ЧАС МЕЖДУ КНУТОМ И ПРЯНИКОМ

Теневое и антитеневое сознание россиян в количественном измерении

ЧАС МЕЖДУ КНУТОМ И ПРЯНИКОМ

В издательстве РГГУ выходит книга «Теневая Россия». Ее авторы предприняли, кажется, первую попытку подробно проанализировать очень узко и примитивно толкуемое понятие теневой экономики как норму всей нашей жизни. В основу книги легли многолетние размышления известных публицистов о природе советской и постсоветской экономики и разговоры с людьми, предпочитающими скрывать свои имена, живущими в мегаполисах и райцентрах, занимающимися частным бизнесом и безработными, женщинами и мужчинами, пенсионерами и молодежью — одним словом, с «типичными представителями» того общества, к которому все мы принадлежим, хотим того или не хотим. «Огонек» печатает в сокращении главу, посвященную «теневому» и «антитеневому» сознанию россиян. Оказалось, что эти два сознания скрываются в одних и тех же головах!..

До последнего времени социологи не обращались к коррупционно-теневым сюжетам, небезосновательно полагая, что объективную информацию о своем теневом поведении и даже намерениях россияне боятся предавать гласности. Главное, что нас интересовало в ходе исследования, — насколько в российском обществе распространены различные типы сознания: юридически-правовой, неправовой (коррупционно-теневой) и доправовой (морально-репрессивный). При этом мы намеревались выяснить не только то, в каких пропорциях эти типы сознания представлены, но и то, как они соотносятся с причастностью или непричастностью людей к самостоятельному бизнесу, с установкой на занятие предпринимательством. Очевидно, что мировоззрение человека часто не поспевает и даже не стремится поспевать за политическими и социальными изменениями. Именно поэтому мы посчитали, что при движении от эпохи, когда частный бизнес был запрещен, к эпохе, когда он легализован, условная граница между непредпринимательским и предпринимательским мировоззрением неизбежно должна проходить между поколениями. Полученные данные это подтвердили. Однако различия оказались гораздо глубже, чем мы предполагали, и возрастными особенностями не исчерпываются.

========

Выпишите из текста о теневом сознании россиян фрагмент от слов «В издательстве РГГУ» до слов «тех же головах!..» включительно.

Данные для распознавания разметки документа –
========

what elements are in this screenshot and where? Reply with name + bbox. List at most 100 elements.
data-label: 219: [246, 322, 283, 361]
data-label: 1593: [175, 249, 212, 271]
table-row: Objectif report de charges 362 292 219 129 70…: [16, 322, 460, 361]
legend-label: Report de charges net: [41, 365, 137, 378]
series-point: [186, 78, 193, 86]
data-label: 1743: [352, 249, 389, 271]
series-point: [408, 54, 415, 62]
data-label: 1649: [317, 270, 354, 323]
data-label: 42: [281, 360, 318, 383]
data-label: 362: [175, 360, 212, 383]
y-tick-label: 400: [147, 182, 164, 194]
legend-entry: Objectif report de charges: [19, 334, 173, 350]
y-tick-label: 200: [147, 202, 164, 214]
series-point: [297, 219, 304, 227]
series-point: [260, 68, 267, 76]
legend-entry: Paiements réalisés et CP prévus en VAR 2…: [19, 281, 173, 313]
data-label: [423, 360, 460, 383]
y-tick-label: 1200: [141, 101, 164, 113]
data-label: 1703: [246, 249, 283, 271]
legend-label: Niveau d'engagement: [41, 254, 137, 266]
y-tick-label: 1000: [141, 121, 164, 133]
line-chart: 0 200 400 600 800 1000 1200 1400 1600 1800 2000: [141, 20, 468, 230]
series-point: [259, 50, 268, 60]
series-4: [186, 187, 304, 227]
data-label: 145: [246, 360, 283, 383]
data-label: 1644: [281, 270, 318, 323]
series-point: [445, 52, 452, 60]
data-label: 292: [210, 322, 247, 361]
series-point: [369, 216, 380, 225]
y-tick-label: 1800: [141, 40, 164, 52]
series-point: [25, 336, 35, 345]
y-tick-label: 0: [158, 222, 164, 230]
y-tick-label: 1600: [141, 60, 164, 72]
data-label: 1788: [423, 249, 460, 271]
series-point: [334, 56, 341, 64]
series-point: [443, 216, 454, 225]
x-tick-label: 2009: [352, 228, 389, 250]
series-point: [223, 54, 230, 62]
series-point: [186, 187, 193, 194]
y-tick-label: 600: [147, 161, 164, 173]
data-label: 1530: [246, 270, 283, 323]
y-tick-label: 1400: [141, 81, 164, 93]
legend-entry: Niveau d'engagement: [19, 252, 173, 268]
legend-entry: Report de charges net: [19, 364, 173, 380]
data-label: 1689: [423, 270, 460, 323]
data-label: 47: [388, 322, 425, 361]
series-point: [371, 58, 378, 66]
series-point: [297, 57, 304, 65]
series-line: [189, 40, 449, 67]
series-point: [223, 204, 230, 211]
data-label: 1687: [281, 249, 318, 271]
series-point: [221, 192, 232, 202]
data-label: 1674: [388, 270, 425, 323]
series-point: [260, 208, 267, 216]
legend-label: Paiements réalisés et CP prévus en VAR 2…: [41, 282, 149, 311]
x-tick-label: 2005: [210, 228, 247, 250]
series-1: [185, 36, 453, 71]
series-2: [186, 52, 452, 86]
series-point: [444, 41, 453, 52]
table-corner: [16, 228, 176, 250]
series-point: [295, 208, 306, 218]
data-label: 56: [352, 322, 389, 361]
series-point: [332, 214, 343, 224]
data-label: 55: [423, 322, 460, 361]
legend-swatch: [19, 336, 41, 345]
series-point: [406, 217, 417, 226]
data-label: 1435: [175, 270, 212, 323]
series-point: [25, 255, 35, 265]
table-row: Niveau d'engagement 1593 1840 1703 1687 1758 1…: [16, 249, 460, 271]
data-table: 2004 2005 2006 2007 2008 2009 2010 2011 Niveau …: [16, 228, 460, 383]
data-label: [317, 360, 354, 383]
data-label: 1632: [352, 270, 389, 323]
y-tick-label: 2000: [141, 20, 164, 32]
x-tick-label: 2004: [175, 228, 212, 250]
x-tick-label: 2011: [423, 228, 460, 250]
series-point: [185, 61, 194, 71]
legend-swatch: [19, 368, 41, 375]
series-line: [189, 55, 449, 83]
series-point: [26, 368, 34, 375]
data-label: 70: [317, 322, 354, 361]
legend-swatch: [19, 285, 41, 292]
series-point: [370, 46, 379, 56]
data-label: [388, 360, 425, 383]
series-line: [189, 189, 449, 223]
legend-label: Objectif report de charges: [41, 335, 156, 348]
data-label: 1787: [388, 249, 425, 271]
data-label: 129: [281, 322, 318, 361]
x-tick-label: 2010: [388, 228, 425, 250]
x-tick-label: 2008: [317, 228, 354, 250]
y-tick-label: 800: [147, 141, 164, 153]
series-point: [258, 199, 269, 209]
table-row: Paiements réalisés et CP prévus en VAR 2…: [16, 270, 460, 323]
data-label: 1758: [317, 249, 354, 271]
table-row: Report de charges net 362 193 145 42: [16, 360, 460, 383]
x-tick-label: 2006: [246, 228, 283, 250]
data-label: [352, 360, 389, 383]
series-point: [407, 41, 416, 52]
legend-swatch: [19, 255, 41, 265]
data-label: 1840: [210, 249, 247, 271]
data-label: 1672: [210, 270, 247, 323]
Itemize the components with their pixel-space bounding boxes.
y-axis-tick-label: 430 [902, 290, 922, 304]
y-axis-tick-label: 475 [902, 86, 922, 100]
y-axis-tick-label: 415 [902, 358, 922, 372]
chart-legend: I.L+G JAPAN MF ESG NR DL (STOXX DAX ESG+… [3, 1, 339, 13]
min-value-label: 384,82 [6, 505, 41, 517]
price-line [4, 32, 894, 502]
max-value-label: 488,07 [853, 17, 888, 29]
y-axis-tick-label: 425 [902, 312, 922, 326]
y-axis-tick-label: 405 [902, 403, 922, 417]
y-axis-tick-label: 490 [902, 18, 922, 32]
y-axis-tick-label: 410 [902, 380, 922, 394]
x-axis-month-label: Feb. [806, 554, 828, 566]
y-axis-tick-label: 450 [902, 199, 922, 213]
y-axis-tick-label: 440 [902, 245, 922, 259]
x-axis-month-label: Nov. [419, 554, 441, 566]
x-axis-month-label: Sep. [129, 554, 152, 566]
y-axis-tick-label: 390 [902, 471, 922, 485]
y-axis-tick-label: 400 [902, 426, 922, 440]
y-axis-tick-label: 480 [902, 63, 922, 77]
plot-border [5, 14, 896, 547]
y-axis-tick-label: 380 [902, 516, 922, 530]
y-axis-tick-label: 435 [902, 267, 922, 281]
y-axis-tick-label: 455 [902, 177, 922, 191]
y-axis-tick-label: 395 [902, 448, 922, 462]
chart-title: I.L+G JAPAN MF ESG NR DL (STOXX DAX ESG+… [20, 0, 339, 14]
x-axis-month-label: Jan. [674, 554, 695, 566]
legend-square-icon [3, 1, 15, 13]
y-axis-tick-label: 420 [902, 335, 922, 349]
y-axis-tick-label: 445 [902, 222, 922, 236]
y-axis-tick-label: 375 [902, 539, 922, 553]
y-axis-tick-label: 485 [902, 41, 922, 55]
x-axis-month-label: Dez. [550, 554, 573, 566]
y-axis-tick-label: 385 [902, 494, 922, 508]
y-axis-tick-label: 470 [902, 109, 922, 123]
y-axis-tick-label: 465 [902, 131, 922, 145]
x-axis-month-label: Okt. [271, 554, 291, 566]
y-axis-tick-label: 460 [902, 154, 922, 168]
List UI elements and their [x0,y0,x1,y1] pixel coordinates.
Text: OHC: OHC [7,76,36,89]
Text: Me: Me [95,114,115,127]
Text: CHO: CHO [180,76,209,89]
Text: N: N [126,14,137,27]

========

РЕШЕНИЕ ЗАДАНИЯ –
В издательстве РГГУ выходит книга «Теневая Россия». Ее авторы предприняли, кажется, первую попытку подробно проанализировать очень узко и примитивно толкуемое понятие теневой экономики как норму всей нашей жизни. В основу книги легли многолетние размышления известных публицистов о природе советской и постсоветской экономики и разговоры с людьми, предпочитающими скрывать свои имена, живущими в мегаполисах и райцентрах, занимающимися частным бизнесом и безработными, женщинами и мужчинами, пенсионерами и молодежью — одним словом, с «типичными представителями» того общества, к которому все мы принадлежим, хотим того или не хотим. «Огонек» печатает в сокращении главу, посвященную «теневому» и «антитеневому» сознанию россиян. Оказалось, что эти два сознания скрываются в одних и тех же головах!..